## Goal of the exercise
Output the records. Match them exactly.

## Dataset entries
-=-=-=-=-
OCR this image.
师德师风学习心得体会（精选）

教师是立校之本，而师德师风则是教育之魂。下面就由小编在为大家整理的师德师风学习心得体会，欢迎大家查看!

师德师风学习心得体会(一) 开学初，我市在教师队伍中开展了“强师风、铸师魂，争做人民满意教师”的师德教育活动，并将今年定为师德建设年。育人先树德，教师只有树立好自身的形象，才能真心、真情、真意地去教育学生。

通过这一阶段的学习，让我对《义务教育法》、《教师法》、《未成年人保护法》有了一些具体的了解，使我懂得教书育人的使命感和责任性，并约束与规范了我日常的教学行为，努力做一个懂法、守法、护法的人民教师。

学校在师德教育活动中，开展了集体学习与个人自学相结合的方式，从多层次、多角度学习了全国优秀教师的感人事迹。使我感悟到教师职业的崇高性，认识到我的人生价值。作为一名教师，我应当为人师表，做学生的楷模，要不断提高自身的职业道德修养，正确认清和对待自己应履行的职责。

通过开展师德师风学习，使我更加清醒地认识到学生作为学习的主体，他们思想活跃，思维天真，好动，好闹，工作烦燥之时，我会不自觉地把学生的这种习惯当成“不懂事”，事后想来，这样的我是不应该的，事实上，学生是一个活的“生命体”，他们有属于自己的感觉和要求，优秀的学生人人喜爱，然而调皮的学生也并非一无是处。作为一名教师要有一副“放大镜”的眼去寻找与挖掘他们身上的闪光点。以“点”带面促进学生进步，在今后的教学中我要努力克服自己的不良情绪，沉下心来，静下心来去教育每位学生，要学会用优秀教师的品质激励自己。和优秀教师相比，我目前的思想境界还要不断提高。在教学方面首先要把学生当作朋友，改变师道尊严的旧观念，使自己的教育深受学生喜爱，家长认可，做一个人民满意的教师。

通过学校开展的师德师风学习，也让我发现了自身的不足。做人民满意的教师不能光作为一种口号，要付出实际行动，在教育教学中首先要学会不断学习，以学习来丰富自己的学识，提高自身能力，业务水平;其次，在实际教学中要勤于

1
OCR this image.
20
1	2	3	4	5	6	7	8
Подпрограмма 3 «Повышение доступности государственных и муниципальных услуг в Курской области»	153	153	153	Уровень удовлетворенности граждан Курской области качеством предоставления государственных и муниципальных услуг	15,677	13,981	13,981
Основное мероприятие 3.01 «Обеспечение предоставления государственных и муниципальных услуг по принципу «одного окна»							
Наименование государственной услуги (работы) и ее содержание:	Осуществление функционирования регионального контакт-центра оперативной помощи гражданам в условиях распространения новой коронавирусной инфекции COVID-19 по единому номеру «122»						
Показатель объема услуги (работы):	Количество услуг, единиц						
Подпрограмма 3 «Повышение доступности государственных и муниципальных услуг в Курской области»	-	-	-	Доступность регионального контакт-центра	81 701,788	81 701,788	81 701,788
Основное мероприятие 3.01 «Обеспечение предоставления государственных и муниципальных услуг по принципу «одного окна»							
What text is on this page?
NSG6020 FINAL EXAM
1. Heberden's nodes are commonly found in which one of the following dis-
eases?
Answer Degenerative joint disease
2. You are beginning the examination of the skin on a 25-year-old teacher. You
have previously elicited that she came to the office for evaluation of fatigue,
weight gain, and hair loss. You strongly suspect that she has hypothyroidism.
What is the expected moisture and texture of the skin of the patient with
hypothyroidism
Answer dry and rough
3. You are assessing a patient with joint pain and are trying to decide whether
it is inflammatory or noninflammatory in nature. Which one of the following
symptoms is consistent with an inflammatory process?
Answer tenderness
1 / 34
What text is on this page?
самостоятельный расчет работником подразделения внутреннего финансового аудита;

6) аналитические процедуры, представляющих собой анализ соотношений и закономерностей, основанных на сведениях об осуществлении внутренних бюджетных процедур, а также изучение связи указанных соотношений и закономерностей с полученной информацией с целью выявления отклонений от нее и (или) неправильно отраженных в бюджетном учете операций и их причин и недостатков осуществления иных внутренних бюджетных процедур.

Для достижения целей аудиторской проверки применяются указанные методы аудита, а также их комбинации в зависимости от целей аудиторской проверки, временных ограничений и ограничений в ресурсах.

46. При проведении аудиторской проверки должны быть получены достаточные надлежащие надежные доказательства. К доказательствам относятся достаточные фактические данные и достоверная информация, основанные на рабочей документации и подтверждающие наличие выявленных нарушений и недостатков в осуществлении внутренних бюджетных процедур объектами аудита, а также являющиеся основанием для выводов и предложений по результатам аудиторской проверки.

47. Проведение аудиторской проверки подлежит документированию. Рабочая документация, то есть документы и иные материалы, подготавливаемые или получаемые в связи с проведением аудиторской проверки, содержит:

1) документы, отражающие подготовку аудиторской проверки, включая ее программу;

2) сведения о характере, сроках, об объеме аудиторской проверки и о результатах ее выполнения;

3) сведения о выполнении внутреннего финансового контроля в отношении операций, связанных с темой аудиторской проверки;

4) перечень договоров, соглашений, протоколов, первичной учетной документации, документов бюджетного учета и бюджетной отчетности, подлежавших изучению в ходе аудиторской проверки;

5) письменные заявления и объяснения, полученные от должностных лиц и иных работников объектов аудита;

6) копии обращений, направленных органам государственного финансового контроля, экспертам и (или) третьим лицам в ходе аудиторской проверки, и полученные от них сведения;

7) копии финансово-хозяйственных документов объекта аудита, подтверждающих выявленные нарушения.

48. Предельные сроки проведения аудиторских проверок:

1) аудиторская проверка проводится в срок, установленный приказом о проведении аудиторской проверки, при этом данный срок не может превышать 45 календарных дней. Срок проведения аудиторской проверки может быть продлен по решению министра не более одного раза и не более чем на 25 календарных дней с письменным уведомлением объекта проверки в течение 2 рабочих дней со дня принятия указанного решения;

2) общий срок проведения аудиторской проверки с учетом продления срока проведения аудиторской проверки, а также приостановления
-=-=-=-=-
## Task response
OCR this image.
师德师风学习心得体会（精选）

教师是立校之本，而师德师风则是教育之魂。下面就由小编在为大家整理的师德师风学习心得体会，欢迎大家查看!

师德师风学习心得体会(一) 开学初，我市在教师队伍中开展了“强师风、铸师魂，争做人民满意教师”的师德教育活动，并将今年定为师德建设年。育人先树德，教师只有树立好自身的形象，才能真心、真情、真意地去教育学生。

通过这一阶段的学习，让我对《义务教育法》、《教师法》、《未成年人保护法》有了一些具体的了解，使我懂得教书育人的使命感和责任性，并约束与规范了我日常的教学行为，努力做一个懂法、守法、护法的人民教师。

学校在师德教育活动中，开展了集体学习与个人自学相结合的方式，从多层次、多角度学习了全国优秀教师的感人事迹。使我感悟到教师职业的崇高性，认识到我的人生价值。作为一名教师，我应当为人师表，做学生的楷模，要不断提高自身的职业道德修养，正确认清和对待自己应履行的职责。

通过开展师德师风学习，使我更加清醒地认识到学生作为学习的主体，他们思想活跃，思维天真，好动，好闹，工作烦燥之时，我会不自觉地把学生的这种习惯当成“不懂事”，事后想来，这样的我是不应该的，事实上，学生是一个活的“生命体”，他们有属于自己的感觉和要求，优秀的学生人人喜爱，然而调皮的学生也并非一无是处。作为一名教师要有一副“放大镜”的眼去寻找与挖掘他们身上的闪光点。以“点”带面促进学生进步，在今后的教学中我要努力克服自己的不良情绪，沉下心来，静下心来去教育每位学生，要学会用优秀教师的品质激励自己。和优秀教师相比，我目前的思想境界还要不断提高。在教学方面首先要把学生当作朋友，改变师道尊严的旧观念，使自己的教育深受学生喜爱，家长认可，做一个人民满意的教师。

通过学校开展的师德师风学习，也让我发现了自身的不足。做人民满意的教师不能光作为一种口号，要付出实际行动，在教育教学中首先要学会不断学习，以学习来丰富自己的学识，提高自身能力，业务水平;其次，在实际教学中要勤于

1
OCR this image.
20
1	2	3	4	5	6	7	8
Подпрограмма 3 «Повышение доступности государственных и муниципальных услуг в Курской области»	153	153	153	Уровень удовлетворенности граждан Курской области качеством предоставления государственных и муниципальных услуг	15,677	13,981	13,981
Основное мероприятие 3.01 «Обеспечение предоставления государственных и муниципальных услуг по принципу «одного окна»							
Наименование государственной услуги (работы) и ее содержание:	Осуществление функционирования регионального контакт-центра оперативной помощи гражданам в условиях распространения новой коронавирусной инфекции COVID-19 по единому номеру «122»						
Показатель объема услуги (работы):	Количество услуг, единиц						
Подпрограмма 3 «Повышение доступности государственных и муниципальных услуг в Курской области»	-	-	-	Доступность регионального контакт-центра	81 701,788	81 701,788	81 701,788
Основное мероприятие 3.01 «Обеспечение предоставления государственных и муниципальных услуг по принципу «одного окна»							
What text is on this page?
NSG6020 FINAL EXAM
1. Heberden's nodes are commonly found in which one of the following dis-
eases?
Answer Degenerative joint disease
2. You are beginning the examination of the skin on a 25-year-old teacher. You
have previously elicited that she came to the office for evaluation of fatigue,
weight gain, and hair loss. You strongly suspect that she has hypothyroidism.
What is the expected moisture and texture of the skin of the patient with
hypothyroidism
Answer dry and rough
3. You are assessing a patient with joint pain and are trying to decide whether
it is inflammatory or noninflammatory in nature. Which one of the following
symptoms is consistent with an inflammatory process?
Answer tenderness
1 / 34
What text is on this page?
самостоятельный расчет работником подразделения внутреннего финансового аудита;

6) аналитические процедуры, представляющих собой анализ соотношений и закономерностей, основанных на сведениях об осуществлении внутренних бюджетных процедур, а также изучение связи указанных соотношений и закономерностей с полученной информацией с целью выявления отклонений от нее и (или) неправильно отраженных в бюджетном учете операций и их причин и недостатков осуществления иных внутренних бюджетных процедур.

Для достижения целей аудиторской проверки применяются указанные методы аудита, а также их комбинации в зависимости от целей аудиторской проверки, временных ограничений и ограничений в ресурсах.

46. При проведении аудиторской проверки должны быть получены достаточные надлежащие надежные доказательства. К доказательствам относятся достаточные фактические данные и достоверная информация, основанные на рабочей документации и подтверждающие наличие выявленных нарушений и недостатков в осуществлении внутренних бюджетных процедур объектами аудита, а также являющиеся основанием для выводов и предложений по результатам аудиторской проверки.

47. Проведение аудиторской проверки подлежит документированию. Рабочая документация, то есть документы и иные материалы, подготавливаемые или получаемые в связи с проведением аудиторской проверки, содержит:

1) документы, отражающие подготовку аудиторской проверки, включая ее программу;

2) сведения о характере, сроках, об объеме аудиторской проверки и о результатах ее выполнения;

3) сведения о выполнении внутреннего финансового контроля в отношении операций, связанных с темой аудиторской проверки;

4) перечень договоров, соглашений, протоколов, первичной учетной документации, документов бюджетного учета и бюджетной отчетности, подлежавших изучению в ходе аудиторской проверки;

5) письменные заявления и объяснения, полученные от должностных лиц и иных работников объектов аудита;

6) копии обращений, направленных органам государственного финансового контроля, экспертам и (или) третьим лицам в ходе аудиторской проверки, и полученные от них сведения;

7) копии финансово-хозяйственных документов объекта аудита, подтверждающих выявленные нарушения.

48. Предельные сроки проведения аудиторских проверок:

1) аудиторская проверка проводится в срок, установленный приказом о проведении аудиторской проверки, при этом данный срок не может превышать 45 календарных дней. Срок проведения аудиторской проверки может быть продлен по решению министра не более одного раза и не более чем на 25 календарных дней с письменным уведомлением объекта проверки в течение 2 рабочих дней со дня принятия указанного решения;

2) общий срок проведения аудиторской проверки с учетом продления срока проведения аудиторской проверки, а также приостановления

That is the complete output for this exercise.